— START DATA FOR PROCESSING —

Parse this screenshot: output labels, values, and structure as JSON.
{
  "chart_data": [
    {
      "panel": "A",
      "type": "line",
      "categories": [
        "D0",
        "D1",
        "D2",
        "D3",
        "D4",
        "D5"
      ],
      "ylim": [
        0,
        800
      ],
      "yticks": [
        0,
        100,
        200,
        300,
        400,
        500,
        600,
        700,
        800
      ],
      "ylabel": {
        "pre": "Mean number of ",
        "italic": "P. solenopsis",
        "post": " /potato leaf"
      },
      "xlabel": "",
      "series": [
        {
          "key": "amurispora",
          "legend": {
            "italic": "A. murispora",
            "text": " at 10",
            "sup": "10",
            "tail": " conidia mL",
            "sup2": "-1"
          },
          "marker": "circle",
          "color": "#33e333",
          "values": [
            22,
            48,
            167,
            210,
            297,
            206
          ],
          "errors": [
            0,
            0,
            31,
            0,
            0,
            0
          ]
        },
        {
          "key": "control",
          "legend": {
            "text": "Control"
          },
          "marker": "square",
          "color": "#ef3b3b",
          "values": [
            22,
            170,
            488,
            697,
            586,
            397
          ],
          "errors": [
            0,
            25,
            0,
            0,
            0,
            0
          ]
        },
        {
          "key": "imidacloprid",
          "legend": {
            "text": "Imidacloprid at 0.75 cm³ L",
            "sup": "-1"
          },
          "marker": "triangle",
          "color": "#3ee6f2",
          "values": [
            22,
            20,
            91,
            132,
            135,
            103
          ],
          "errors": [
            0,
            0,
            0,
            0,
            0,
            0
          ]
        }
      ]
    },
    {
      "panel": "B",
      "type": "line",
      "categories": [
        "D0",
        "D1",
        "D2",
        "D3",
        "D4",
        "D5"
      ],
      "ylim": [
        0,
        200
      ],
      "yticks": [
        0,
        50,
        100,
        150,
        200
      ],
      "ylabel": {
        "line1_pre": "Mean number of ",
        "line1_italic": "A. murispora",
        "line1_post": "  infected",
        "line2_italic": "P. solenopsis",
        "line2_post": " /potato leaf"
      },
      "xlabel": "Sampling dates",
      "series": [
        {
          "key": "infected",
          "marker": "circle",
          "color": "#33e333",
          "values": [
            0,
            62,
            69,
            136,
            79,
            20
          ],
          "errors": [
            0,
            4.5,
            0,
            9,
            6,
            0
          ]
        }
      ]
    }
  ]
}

— END DATA FOR PROCESSING —

WHAT TO WORK ON: All of the entries above must be quoted exactly.

RESULT OF THIS EXERCISE:
Parse this screenshot: output labels, values, and structure as JSON.
{
  "chart_data": [
    {
      "panel": "A",
      "type": "line",
      "categories": [
        "D0",
        "D1",
        "D2",
        "D3",
        "D4",
        "D5"
      ],
      "ylim": [
        0,
        800
      ],
      "yticks": [
        0,
        100,
        200,
        300,
        400,
        500,
        600,
        700,
        800
      ],
      "ylabel": {
        "pre": "Mean number of ",
        "italic": "P. solenopsis",
        "post": " /potato leaf"
      },
      "xlabel": "",
      "series": [
        {
          "key": "amurispora",
          "legend": {
            "italic": "A. murispora",
            "text": " at 10",
            "sup": "10",
            "tail": " conidia mL",
            "sup2": "-1"
          },
          "marker": "circle",
          "color": "#33e333",
          "values": [
            22,
            48,
            167,
            210,
            297,
            206
          ],
          "errors": [
            0,
            0,
            31,
            0,
            0,
            0
          ]
        },
        {
          "key": "control",
          "legend": {
            "text": "Control"
          },
          "marker": "square",
          "color": "#ef3b3b",
          "values": [
            22,
            170,
            488,
            697,
            586,
            397
          ],
          "errors": [
            0,
            25,
            0,
            0,
            0,
            0
          ]
        },
        {
          "key": "imidacloprid",
          "legend": {
            "text": "Imidacloprid at 0.75 cm³ L",
            "sup": "-1"
          },
          "marker": "triangle",
          "color": "#3ee6f2",
          "values": [
            22,
            20,
            91,
            132,
            135,
            103
          ],
          "errors": [
            0,
            0,
            0,
            0,
            0,
            0
          ]
        }
      ]
    },
    {
      "panel": "B",
      "type": "line",
      "categories": [
        "D0",
        "D1",
        "D2",
        "D3",
        "D4",
        "D5"
      ],
      "ylim": [
        0,
        200
      ],
      "yticks": [
        0,
        50,
        100,
        150,
        200
      ],
      "ylabel": {
        "line1_pre": "Mean number of ",
        "line1_italic": "A. murispora",
        "line1_post": "  infected",
        "line2_italic": "P. solenopsis",
        "line2_post": " /potato leaf"
      },
      "xlabel": "Sampling dates",
      "series": [
        {
          "key": "infected",
          "marker": "circle",
          "color": "#33e333",
          "values": [
            0,
            62,
            69,
            136,
            79,
            20
          ],
          "errors": [
            0,
            4.5,
            0,
            9,
            6,
            0
          ]
        }
      ]
    }
  ]
}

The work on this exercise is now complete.